# What to work on:
Print the listing below exactly.

# Information shown:

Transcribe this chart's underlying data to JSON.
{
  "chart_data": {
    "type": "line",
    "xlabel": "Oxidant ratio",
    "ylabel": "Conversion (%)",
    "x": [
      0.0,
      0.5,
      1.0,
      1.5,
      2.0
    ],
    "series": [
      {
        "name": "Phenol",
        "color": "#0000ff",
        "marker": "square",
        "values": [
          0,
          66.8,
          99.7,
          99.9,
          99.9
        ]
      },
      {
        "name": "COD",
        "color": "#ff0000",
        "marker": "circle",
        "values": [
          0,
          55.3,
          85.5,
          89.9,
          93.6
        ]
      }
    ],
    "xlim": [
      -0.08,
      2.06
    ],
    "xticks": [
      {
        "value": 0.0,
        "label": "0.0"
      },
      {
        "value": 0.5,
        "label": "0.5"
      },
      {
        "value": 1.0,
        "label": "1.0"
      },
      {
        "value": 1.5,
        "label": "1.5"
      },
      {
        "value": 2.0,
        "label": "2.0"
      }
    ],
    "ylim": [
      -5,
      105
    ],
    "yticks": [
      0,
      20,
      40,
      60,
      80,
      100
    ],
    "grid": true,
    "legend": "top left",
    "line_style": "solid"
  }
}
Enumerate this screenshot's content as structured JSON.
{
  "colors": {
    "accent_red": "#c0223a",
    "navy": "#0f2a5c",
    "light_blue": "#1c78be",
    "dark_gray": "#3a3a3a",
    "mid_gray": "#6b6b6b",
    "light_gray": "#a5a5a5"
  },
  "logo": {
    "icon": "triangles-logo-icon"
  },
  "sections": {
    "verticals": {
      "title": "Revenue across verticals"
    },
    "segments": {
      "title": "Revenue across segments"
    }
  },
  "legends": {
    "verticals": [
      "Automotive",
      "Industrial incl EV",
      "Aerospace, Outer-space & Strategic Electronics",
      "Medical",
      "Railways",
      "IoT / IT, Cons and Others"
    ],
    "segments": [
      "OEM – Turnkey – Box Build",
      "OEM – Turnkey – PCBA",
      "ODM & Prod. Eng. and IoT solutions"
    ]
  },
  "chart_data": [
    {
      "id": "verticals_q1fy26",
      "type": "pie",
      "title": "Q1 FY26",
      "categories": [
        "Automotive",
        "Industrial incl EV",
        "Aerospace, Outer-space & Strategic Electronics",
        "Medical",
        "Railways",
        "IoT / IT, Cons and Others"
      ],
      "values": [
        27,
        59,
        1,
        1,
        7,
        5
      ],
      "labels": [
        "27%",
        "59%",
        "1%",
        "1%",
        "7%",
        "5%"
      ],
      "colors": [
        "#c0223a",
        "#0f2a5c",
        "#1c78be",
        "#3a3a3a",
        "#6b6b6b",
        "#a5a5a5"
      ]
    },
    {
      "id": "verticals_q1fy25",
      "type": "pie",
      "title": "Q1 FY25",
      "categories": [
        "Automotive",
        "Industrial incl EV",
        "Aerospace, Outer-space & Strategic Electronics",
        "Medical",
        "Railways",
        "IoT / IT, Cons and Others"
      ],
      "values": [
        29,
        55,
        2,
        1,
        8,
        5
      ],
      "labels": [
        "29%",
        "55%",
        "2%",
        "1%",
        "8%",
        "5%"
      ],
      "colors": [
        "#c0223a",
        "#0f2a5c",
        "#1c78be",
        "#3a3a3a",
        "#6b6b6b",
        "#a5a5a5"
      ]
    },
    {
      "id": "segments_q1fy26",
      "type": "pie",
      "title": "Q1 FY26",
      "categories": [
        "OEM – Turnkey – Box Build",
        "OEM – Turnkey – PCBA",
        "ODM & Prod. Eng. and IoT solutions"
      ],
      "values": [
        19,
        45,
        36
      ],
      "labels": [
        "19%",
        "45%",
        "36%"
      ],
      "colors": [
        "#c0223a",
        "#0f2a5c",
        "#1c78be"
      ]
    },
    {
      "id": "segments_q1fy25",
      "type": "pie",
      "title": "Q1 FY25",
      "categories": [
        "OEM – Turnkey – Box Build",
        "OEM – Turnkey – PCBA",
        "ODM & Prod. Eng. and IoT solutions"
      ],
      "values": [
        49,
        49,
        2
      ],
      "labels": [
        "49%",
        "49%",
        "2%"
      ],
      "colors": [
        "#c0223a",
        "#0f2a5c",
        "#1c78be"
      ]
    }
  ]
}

# Result:
Transcribe this chart's underlying data to JSON.
{
  "chart_data": {
    "type": "line",
    "xlabel": "Oxidant ratio",
    "ylabel": "Conversion (%)",
    "x": [
      0.0,
      0.5,
      1.0,
      1.5,
      2.0
    ],
    "series": [
      {
        "name": "Phenol",
        "color": "#0000ff",
        "marker": "square",
        "values": [
          0,
          66.8,
          99.7,
          99.9,
          99.9
        ]
      },
      {
        "name": "COD",
        "color": "#ff0000",
        "marker": "circle",
        "values": [
          0,
          55.3,
          85.5,
          89.9,
          93.6
        ]
      }
    ],
    "xlim": [
      -0.08,
      2.06
    ],
    "xticks": [
      {
        "value": 0.0,
        "label": "0.0"
      },
      {
        "value": 0.5,
        "label": "0.5"
      },
      {
        "value": 1.0,
        "label": "1.0"
      },
      {
        "value": 1.5,
        "label": "1.5"
      },
      {
        "value": 2.0,
        "label": "2.0"
      }
    ],
    "ylim": [
      -5,
      105
    ],
    "yticks": [
      0,
      20,
      40,
      60,
      80,
      100
    ],
    "grid": true,
    "legend": "top left",
    "line_style": "solid"
  }
}
Enumerate this screenshot's content as structured JSON.
{
  "colors": {
    "accent_red": "#c0223a",
    "navy": "#0f2a5c",
    "light_blue": "#1c78be",
    "dark_gray": "#3a3a3a",
    "mid_gray": "#6b6b6b",
    "light_gray": "#a5a5a5"
  },
  "logo": {
    "icon": "triangles-logo-icon"
  },
  "sections": {
    "verticals": {
      "title": "Revenue across verticals"
    },
    "segments": {
      "title": "Revenue across segments"
    }
  },
  "legends": {
    "verticals": [
      "Automotive",
      "Industrial incl EV",
      "Aerospace, Outer-space & Strategic Electronics",
      "Medical",
      "Railways",
      "IoT / IT, Cons and Others"
    ],
    "segments": [
      "OEM – Turnkey – Box Build",
      "OEM – Turnkey – PCBA",
      "ODM & Prod. Eng. and IoT solutions"
    ]
  },
  "chart_data": [
    {
      "id": "verticals_q1fy26",
      "type": "pie",
      "title": "Q1 FY26",
      "categories": [
        "Automotive",
        "Industrial incl EV",
        "Aerospace, Outer-space & Strategic Electronics",
        "Medical",
        "Railways",
        "IoT / IT, Cons and Others"
      ],
      "values": [
        27,
        59,
        1,
        1,
        7,
        5
      ],
      "labels": [
        "27%",
        "59%",
        "1%",
        "1%",
        "7%",
        "5%"
      ],
      "colors": [
        "#c0223a",
        "#0f2a5c",
        "#1c78be",
        "#3a3a3a",
        "#6b6b6b",
        "#a5a5a5"
      ]
    },
    {
      "id": "verticals_q1fy25",
      "type": "pie",
      "title": "Q1 FY25",
      "categories": [
        "Automotive",
        "Industrial incl EV",
        "Aerospace, Outer-space & Strategic Electronics",
        "Medical",
        "Railways",
        "IoT / IT, Cons and Others"
      ],
      "values": [
        29,
        55,
        2,
        1,
        8,
        5
      ],
      "labels": [
        "29%",
        "55%",
        "2%",
        "1%",
        "8%",
        "5%"
      ],
      "colors": [
        "#c0223a",
        "#0f2a5c",
        "#1c78be",
        "#3a3a3a",
        "#6b6b6b",
        "#a5a5a5"
      ]
    },
    {
      "id": "segments_q1fy26",
      "type": "pie",
      "title": "Q1 FY26",
      "categories": [
        "OEM – Turnkey – Box Build",
        "OEM – Turnkey – PCBA",
        "ODM & Prod. Eng. and IoT solutions"
      ],
      "values": [
        19,
        45,
        36
      ],
      "labels": [
        "19%",
        "45%",
        "36%"
      ],
      "colors": [
        "#c0223a",
        "#0f2a5c",
        "#1c78be"
      ]
    },
    {
      "id": "segments_q1fy25",
      "type": "pie",
      "title": "Q1 FY25",
      "categories": [
        "OEM – Turnkey – Box Build",
        "OEM – Turnkey – PCBA",
        "ODM & Prod. Eng. and IoT solutions"
      ],
      "values": [
        49,
        49,
        2
      ],
      "labels": [
        "49%",
        "49%",
        "2%"
      ],
      "colors": [
        "#c0223a",
        "#0f2a5c",
        "#1c78be"
      ]
    }
  ]
}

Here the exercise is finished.